> _What is being asked_:
Please give the listing again in its entirety, exactly as written.

> _Record extracts_:
-- -- --

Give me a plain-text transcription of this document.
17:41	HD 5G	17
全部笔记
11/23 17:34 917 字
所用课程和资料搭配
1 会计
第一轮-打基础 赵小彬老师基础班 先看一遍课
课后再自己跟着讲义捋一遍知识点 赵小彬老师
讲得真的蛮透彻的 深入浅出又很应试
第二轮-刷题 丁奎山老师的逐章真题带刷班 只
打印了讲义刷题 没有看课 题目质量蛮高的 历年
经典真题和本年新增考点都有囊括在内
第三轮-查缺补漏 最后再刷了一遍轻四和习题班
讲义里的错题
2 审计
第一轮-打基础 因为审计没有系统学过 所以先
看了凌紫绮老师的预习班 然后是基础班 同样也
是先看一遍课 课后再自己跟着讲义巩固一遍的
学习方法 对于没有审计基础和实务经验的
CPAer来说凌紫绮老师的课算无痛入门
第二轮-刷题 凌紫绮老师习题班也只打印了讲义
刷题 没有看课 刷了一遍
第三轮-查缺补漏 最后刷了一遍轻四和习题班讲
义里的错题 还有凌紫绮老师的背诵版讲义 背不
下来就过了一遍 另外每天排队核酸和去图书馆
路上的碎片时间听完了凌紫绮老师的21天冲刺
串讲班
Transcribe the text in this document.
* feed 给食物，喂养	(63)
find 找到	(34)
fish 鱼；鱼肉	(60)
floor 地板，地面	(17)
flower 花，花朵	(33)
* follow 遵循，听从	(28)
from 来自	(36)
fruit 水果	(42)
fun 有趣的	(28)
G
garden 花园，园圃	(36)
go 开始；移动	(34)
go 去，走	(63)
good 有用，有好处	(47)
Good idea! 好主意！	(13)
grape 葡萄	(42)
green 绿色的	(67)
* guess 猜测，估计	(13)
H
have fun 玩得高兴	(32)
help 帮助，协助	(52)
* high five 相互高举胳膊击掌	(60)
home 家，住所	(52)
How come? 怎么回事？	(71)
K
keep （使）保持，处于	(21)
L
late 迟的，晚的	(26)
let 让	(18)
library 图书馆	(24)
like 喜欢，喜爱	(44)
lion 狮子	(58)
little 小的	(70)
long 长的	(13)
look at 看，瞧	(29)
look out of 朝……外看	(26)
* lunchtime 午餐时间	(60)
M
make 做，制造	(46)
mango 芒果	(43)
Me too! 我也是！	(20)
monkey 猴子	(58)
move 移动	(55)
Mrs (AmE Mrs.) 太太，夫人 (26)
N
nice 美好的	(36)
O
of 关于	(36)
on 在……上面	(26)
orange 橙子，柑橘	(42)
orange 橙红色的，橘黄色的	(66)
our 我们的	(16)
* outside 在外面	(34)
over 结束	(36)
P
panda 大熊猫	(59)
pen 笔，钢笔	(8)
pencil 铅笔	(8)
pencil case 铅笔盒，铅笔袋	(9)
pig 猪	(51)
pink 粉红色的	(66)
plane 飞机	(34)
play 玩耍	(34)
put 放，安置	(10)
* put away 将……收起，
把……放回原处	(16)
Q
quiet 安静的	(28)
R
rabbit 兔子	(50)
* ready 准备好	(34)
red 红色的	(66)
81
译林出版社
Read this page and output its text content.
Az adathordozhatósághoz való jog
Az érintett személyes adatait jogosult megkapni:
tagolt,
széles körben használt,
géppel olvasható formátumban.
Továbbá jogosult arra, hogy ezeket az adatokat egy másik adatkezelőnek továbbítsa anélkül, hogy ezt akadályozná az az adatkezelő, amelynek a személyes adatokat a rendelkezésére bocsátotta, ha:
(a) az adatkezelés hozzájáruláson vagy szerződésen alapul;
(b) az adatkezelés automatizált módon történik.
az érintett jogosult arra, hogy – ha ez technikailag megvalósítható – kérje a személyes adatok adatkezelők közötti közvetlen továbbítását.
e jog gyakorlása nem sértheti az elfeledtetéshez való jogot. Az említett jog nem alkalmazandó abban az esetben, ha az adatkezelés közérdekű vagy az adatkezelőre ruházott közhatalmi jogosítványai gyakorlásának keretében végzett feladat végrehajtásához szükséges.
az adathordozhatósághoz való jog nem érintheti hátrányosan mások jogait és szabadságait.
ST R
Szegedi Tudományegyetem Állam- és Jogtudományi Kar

-- -- --

> _Result of this task_:
Give me a plain-text transcription of this document.
17:41	HD 5G	17
全部笔记
11/23 17:34 917 字
所用课程和资料搭配
1 会计
第一轮-打基础 赵小彬老师基础班 先看一遍课
课后再自己跟着讲义捋一遍知识点 赵小彬老师
讲得真的蛮透彻的 深入浅出又很应试
第二轮-刷题 丁奎山老师的逐章真题带刷班 只
打印了讲义刷题 没有看课 题目质量蛮高的 历年
经典真题和本年新增考点都有囊括在内
第三轮-查缺补漏 最后再刷了一遍轻四和习题班
讲义里的错题
2 审计
第一轮-打基础 因为审计没有系统学过 所以先
看了凌紫绮老师的预习班 然后是基础班 同样也
是先看一遍课 课后再自己跟着讲义巩固一遍的
学习方法 对于没有审计基础和实务经验的
CPAer来说凌紫绮老师的课算无痛入门
第二轮-刷题 凌紫绮老师习题班也只打印了讲义
刷题 没有看课 刷了一遍
第三轮-查缺补漏 最后刷了一遍轻四和习题班讲
义里的错题 还有凌紫绮老师的背诵版讲义 背不
下来就过了一遍 另外每天排队核酸和去图书馆
路上的碎片时间听完了凌紫绮老师的21天冲刺
串讲班
Transcribe the text in this document.
* feed 给食物，喂养	(63)
find 找到	(34)
fish 鱼；鱼肉	(60)
floor 地板，地面	(17)
flower 花，花朵	(33)
* follow 遵循，听从	(28)
from 来自	(36)
fruit 水果	(42)
fun 有趣的	(28)
G
garden 花园，园圃	(36)
go 开始；移动	(34)
go 去，走	(63)
good 有用，有好处	(47)
Good idea! 好主意！	(13)
grape 葡萄	(42)
green 绿色的	(67)
* guess 猜测，估计	(13)
H
have fun 玩得高兴	(32)
help 帮助，协助	(52)
* high five 相互高举胳膊击掌	(60)
home 家，住所	(52)
How come? 怎么回事？	(71)
K
keep （使）保持，处于	(21)
L
late 迟的，晚的	(26)
let 让	(18)
library 图书馆	(24)
like 喜欢，喜爱	(44)
lion 狮子	(58)
little 小的	(70)
long 长的	(13)
look at 看，瞧	(29)
look out of 朝……外看	(26)
* lunchtime 午餐时间	(60)
M
make 做，制造	(46)
mango 芒果	(43)
Me too! 我也是！	(20)
monkey 猴子	(58)
move 移动	(55)
Mrs (AmE Mrs.) 太太，夫人 (26)
N
nice 美好的	(36)
O
of 关于	(36)
on 在……上面	(26)
orange 橙子，柑橘	(42)
orange 橙红色的，橘黄色的	(66)
our 我们的	(16)
* outside 在外面	(34)
over 结束	(36)
P
panda 大熊猫	(59)
pen 笔，钢笔	(8)
pencil 铅笔	(8)
pencil case 铅笔盒，铅笔袋	(9)
pig 猪	(51)
pink 粉红色的	(66)
plane 飞机	(34)
play 玩耍	(34)
put 放，安置	(10)
* put away 将……收起，
把……放回原处	(16)
Q
quiet 安静的	(28)
R
rabbit 兔子	(50)
* ready 准备好	(34)
red 红色的	(66)
81
译林出版社
Read this page and output its text content.
Az adathordozhatósághoz való jog
Az érintett személyes adatait jogosult megkapni:
tagolt,
széles körben használt,
géppel olvasható formátumban.
Továbbá jogosult arra, hogy ezeket az adatokat egy másik adatkezelőnek továbbítsa anélkül, hogy ezt akadályozná az az adatkezelő, amelynek a személyes adatokat a rendelkezésére bocsátotta, ha:
(a) az adatkezelés hozzájáruláson vagy szerződésen alapul;
(b) az adatkezelés automatizált módon történik.
az érintett jogosult arra, hogy – ha ez technikailag megvalósítható – kérje a személyes adatok adatkezelők közötti közvetlen továbbítását.
e jog gyakorlása nem sértheti az elfeledtetéshez való jogot. Az említett jog nem alkalmazandó abban az esetben, ha az adatkezelés közérdekű vagy az adatkezelőre ruházott közhatalmi jogosítványai gyakorlásának keretében végzett feladat végrehajtásához szükséges.
az adathordozhatósághoz való jog nem érintheti hátrányosan mások jogait és szabadságait.
ST R
Szegedi Tudományegyetem Állam- és Jogtudományi Kar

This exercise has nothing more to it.